[Items from a dataset]
-*-*-

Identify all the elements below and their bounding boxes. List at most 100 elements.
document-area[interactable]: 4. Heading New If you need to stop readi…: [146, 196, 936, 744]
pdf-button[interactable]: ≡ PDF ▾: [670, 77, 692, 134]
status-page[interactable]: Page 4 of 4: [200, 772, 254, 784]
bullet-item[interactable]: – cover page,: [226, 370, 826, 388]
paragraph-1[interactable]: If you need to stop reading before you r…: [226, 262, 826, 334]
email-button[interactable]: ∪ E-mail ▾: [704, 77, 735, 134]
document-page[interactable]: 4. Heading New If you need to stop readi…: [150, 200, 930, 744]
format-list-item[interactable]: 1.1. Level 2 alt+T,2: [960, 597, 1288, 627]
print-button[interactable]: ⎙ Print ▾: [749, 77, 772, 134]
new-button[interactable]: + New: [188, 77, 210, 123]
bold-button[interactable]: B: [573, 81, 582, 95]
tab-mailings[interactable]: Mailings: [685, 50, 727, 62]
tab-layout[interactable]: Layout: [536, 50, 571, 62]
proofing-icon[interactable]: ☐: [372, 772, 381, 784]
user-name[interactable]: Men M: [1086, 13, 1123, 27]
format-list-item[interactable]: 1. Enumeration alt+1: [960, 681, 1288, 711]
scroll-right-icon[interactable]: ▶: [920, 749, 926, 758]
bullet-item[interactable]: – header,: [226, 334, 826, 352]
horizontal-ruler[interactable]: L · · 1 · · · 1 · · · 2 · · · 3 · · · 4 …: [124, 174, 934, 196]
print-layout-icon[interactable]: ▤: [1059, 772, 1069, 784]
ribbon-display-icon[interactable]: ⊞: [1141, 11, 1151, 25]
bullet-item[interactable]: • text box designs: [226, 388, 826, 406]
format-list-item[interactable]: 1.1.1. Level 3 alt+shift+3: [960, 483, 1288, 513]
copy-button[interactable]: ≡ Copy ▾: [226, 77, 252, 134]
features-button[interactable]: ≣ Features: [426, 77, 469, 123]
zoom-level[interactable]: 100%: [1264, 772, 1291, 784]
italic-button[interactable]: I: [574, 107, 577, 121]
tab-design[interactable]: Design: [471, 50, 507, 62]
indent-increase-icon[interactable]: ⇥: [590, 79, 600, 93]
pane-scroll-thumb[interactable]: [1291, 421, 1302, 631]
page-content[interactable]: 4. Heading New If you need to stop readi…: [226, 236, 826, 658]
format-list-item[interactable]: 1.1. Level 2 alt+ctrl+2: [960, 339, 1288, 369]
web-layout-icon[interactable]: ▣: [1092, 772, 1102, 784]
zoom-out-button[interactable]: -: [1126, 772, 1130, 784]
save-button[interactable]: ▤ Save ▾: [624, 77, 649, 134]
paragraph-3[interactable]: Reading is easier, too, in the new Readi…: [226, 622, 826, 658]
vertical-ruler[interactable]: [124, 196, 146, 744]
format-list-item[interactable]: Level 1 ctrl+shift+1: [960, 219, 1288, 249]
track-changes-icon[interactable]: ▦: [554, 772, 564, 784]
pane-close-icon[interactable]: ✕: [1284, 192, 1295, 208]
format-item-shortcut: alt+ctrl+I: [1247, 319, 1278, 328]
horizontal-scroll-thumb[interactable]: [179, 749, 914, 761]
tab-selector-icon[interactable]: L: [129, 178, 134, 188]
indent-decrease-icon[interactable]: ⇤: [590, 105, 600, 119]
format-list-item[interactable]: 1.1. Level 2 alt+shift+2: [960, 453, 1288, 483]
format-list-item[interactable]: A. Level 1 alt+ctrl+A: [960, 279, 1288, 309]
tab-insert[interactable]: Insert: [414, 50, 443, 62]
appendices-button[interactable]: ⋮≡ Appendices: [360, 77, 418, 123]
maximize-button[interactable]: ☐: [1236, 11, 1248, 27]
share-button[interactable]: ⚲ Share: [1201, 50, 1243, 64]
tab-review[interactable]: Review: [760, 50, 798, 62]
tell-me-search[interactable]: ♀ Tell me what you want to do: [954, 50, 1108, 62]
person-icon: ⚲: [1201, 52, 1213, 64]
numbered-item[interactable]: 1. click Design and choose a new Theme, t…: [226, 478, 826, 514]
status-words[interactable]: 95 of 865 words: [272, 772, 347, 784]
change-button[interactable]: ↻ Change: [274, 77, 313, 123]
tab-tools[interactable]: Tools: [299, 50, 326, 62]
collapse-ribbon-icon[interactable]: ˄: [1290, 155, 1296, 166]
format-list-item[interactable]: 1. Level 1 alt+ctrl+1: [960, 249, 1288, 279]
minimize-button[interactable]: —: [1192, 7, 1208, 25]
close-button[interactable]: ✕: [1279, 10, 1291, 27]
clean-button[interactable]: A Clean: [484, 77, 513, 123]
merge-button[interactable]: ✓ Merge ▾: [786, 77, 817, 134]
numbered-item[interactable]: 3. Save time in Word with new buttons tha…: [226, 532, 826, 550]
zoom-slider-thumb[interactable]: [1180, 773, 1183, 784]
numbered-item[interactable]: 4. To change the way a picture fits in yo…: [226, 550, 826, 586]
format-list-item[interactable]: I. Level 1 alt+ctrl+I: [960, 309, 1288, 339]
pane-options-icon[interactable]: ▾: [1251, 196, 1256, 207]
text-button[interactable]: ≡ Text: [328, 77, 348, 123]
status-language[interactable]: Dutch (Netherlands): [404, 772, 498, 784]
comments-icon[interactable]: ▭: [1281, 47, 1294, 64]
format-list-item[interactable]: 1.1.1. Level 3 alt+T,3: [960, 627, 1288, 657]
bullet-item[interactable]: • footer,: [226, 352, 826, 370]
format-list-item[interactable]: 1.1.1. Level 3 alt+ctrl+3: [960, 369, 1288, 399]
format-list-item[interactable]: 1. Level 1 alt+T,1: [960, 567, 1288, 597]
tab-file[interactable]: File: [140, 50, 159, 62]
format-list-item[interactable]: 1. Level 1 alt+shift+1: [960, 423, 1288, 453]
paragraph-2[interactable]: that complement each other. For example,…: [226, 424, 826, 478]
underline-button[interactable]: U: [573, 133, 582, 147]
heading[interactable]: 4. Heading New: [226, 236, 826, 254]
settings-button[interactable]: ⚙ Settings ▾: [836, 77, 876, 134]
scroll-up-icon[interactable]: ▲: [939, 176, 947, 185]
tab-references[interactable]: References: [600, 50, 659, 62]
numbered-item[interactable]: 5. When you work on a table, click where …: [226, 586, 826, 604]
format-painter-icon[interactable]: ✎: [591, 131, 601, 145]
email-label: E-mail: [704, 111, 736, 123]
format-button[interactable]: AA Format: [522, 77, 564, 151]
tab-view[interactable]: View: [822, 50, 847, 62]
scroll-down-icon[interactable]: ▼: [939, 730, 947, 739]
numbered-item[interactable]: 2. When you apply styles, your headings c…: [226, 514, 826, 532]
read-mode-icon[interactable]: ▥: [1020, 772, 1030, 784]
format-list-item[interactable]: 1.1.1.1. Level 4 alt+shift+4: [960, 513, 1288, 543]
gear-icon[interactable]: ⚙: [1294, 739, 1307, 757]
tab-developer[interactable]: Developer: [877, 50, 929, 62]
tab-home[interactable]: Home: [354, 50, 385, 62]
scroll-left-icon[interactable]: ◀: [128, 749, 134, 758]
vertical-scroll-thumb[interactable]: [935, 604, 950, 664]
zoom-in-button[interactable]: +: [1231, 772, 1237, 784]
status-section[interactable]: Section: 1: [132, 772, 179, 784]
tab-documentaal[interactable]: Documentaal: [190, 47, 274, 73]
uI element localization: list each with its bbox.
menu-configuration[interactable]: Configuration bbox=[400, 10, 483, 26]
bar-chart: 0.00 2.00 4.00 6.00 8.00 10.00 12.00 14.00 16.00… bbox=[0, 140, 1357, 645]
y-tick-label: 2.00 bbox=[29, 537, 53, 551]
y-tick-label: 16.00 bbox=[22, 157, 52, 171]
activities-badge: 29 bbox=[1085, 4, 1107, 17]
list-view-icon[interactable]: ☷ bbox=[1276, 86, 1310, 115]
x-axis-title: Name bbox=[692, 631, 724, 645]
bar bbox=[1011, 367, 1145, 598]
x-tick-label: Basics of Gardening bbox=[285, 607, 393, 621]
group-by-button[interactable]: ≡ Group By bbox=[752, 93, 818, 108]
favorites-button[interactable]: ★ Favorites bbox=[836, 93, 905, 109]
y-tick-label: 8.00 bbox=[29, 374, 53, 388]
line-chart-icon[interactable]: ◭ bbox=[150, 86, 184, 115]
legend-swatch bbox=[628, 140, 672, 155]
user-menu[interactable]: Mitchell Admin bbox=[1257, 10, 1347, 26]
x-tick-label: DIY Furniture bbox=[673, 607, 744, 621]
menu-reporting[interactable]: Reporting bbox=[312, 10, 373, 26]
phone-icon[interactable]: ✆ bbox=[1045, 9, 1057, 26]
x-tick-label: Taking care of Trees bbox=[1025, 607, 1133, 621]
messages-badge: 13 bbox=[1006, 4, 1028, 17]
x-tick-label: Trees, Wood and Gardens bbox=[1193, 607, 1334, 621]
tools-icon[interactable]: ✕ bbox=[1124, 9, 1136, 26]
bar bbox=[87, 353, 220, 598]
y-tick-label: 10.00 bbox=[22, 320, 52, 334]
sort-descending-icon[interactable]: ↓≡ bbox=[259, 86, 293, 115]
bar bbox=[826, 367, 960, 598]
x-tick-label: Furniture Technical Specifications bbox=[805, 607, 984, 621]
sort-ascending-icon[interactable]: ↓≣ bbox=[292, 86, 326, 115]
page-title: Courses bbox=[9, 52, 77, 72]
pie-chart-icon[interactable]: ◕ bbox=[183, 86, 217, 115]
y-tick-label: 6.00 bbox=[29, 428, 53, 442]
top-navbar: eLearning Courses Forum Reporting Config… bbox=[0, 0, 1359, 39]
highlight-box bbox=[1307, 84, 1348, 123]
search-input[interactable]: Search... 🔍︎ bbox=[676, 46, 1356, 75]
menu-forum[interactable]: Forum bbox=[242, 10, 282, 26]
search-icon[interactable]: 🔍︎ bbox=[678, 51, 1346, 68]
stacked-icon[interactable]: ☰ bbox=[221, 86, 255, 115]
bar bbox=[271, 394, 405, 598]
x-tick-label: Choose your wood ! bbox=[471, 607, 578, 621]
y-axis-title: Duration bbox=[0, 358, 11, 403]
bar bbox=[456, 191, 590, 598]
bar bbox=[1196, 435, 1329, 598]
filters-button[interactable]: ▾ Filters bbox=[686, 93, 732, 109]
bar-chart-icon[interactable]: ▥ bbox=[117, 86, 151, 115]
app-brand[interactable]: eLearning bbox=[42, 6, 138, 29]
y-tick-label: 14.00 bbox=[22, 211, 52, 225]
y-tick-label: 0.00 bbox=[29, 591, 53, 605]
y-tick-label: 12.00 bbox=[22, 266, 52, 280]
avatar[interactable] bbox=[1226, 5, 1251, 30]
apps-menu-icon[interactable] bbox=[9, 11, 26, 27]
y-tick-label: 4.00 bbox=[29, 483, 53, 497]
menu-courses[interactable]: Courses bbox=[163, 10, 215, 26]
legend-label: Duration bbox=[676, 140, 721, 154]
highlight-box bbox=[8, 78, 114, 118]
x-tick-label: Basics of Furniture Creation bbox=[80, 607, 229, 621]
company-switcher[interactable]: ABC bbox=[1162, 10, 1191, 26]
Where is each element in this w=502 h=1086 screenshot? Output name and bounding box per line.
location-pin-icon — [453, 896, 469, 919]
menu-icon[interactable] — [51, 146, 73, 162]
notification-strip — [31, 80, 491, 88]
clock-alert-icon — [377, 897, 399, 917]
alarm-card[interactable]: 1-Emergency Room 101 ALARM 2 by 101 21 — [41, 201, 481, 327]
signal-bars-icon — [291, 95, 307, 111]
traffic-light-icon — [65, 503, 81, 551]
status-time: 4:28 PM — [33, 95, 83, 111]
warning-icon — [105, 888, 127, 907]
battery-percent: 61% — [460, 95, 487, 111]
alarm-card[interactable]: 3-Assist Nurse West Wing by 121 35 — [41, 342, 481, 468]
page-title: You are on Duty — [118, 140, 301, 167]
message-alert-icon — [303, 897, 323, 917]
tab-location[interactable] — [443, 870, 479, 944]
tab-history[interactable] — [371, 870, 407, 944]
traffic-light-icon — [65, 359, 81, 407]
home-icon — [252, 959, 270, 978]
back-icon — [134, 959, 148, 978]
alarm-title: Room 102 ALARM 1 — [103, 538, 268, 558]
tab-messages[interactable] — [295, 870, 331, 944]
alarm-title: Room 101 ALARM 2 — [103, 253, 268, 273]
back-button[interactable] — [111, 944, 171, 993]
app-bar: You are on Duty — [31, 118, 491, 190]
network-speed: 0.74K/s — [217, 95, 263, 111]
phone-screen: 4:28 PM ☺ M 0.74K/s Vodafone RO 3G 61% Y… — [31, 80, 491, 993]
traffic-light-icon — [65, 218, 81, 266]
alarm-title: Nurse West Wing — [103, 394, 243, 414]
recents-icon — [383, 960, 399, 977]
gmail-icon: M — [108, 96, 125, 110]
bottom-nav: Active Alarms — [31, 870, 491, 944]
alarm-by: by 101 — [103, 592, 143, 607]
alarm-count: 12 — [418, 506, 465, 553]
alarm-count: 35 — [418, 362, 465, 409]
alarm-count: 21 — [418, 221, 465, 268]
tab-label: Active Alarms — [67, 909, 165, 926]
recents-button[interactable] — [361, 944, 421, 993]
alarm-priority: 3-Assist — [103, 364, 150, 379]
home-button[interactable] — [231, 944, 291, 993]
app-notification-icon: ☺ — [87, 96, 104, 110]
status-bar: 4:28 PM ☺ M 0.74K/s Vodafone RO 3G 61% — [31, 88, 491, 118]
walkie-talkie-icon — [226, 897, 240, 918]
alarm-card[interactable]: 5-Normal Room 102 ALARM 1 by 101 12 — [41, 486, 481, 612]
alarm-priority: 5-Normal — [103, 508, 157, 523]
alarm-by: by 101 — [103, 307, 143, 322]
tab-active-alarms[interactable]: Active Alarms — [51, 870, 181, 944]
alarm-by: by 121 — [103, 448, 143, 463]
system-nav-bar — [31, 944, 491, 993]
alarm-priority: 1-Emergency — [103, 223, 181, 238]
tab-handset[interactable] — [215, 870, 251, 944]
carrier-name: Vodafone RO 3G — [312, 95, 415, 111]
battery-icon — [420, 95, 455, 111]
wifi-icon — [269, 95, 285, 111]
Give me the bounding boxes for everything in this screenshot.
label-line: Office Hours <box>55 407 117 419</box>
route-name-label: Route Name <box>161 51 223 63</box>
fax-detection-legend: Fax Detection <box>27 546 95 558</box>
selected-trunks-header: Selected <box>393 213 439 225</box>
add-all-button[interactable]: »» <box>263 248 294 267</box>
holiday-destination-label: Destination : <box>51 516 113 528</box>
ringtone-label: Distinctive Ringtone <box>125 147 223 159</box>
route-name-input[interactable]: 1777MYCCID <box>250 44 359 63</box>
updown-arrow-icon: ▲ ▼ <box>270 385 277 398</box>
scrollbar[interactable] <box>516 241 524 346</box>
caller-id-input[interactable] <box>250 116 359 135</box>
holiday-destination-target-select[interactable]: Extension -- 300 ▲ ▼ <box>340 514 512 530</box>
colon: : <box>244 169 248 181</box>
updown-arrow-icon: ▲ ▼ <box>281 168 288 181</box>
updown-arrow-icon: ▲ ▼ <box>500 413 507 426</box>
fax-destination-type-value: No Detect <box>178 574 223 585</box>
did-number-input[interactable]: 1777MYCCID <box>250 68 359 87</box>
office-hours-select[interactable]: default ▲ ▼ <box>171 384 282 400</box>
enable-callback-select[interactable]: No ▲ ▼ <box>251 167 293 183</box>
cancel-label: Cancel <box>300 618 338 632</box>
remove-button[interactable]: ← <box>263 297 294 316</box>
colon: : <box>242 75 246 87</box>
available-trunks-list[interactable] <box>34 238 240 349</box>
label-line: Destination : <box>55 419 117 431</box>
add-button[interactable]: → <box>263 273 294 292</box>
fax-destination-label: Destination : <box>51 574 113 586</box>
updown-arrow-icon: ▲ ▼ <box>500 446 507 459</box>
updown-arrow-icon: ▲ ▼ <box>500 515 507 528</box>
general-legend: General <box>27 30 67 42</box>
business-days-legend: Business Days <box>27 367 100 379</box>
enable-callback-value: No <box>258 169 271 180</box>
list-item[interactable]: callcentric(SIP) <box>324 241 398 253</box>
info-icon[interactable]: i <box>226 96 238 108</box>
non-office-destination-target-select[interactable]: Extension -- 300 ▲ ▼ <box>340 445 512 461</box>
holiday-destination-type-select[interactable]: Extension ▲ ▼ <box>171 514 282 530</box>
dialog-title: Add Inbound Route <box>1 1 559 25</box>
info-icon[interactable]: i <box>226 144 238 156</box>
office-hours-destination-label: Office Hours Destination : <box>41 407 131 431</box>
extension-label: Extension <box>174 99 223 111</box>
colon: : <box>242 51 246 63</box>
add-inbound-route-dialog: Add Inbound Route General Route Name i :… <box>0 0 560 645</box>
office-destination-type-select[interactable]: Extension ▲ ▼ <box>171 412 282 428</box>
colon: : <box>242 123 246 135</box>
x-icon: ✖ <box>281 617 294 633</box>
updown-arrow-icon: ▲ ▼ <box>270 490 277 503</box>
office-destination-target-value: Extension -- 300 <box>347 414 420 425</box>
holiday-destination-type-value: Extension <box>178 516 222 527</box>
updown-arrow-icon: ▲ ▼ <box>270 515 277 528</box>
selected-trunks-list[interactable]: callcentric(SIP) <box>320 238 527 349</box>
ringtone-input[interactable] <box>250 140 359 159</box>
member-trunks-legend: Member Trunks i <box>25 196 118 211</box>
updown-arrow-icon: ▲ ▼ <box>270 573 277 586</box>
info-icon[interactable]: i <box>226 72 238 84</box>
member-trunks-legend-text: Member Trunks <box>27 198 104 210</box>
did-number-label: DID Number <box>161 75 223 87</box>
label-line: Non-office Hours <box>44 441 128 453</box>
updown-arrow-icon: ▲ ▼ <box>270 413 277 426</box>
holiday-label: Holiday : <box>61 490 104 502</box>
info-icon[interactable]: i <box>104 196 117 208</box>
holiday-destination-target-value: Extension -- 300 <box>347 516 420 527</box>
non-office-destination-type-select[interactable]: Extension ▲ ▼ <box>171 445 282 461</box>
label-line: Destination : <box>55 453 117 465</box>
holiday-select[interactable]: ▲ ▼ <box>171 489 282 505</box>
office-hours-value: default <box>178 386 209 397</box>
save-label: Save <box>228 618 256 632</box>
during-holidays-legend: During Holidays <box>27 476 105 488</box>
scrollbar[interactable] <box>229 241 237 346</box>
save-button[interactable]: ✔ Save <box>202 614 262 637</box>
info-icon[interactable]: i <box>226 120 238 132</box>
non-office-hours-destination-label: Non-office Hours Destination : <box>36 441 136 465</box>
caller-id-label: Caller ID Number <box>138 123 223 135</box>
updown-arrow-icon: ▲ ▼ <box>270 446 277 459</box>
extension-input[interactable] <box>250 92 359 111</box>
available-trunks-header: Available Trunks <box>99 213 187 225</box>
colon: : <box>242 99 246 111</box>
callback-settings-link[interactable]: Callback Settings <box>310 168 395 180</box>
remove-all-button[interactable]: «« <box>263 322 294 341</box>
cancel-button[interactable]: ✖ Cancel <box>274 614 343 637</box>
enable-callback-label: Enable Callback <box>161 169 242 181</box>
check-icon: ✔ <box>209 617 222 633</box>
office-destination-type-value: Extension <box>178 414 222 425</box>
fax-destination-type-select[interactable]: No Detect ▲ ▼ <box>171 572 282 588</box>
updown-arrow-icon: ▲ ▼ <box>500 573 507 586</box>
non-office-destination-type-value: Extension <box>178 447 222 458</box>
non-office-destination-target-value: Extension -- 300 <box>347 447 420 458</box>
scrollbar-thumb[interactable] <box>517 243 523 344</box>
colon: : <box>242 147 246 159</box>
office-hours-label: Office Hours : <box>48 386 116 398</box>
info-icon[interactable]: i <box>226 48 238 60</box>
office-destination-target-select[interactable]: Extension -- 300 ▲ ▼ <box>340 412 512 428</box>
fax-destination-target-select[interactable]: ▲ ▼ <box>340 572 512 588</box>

-*-*-

Please repeat the records verbatim, everything from the start of the records down to the line containing "format-list-item[interactable]: 1. Enumeration". Include that final line.

Identify all the elements below and their bounding boxes. List at most 100 elements.
document-area[interactable]: 4. Heading New If you need to stop readi…: [146, 196, 936, 744]
pdf-button[interactable]: ≡ PDF ▾: [670, 77, 692, 134]
status-page[interactable]: Page 4 of 4: [200, 772, 254, 784]
bullet-item[interactable]: – cover page,: [226, 370, 826, 388]
paragraph-1[interactable]: If you need to stop reading before you r…: [226, 262, 826, 334]
email-button[interactable]: ∪ E-mail ▾: [704, 77, 735, 134]
document-page[interactable]: 4. Heading New If you need to stop readi…: [150, 200, 930, 744]
format-list-item[interactable]: 1.1. Level 2 alt+T,2: [960, 597, 1288, 627]
print-button[interactable]: ⎙ Print ▾: [749, 77, 772, 134]
new-button[interactable]: + New: [188, 77, 210, 123]
bold-button[interactable]: B: [573, 81, 582, 95]
tab-mailings[interactable]: Mailings: [685, 50, 727, 62]
tab-layout[interactable]: Layout: [536, 50, 571, 62]
proofing-icon[interactable]: ☐: [372, 772, 381, 784]
user-name[interactable]: Men M: [1086, 13, 1123, 27]
format-list-item[interactable]: 1. Enumeration alt+1: [960, 681, 1288, 711]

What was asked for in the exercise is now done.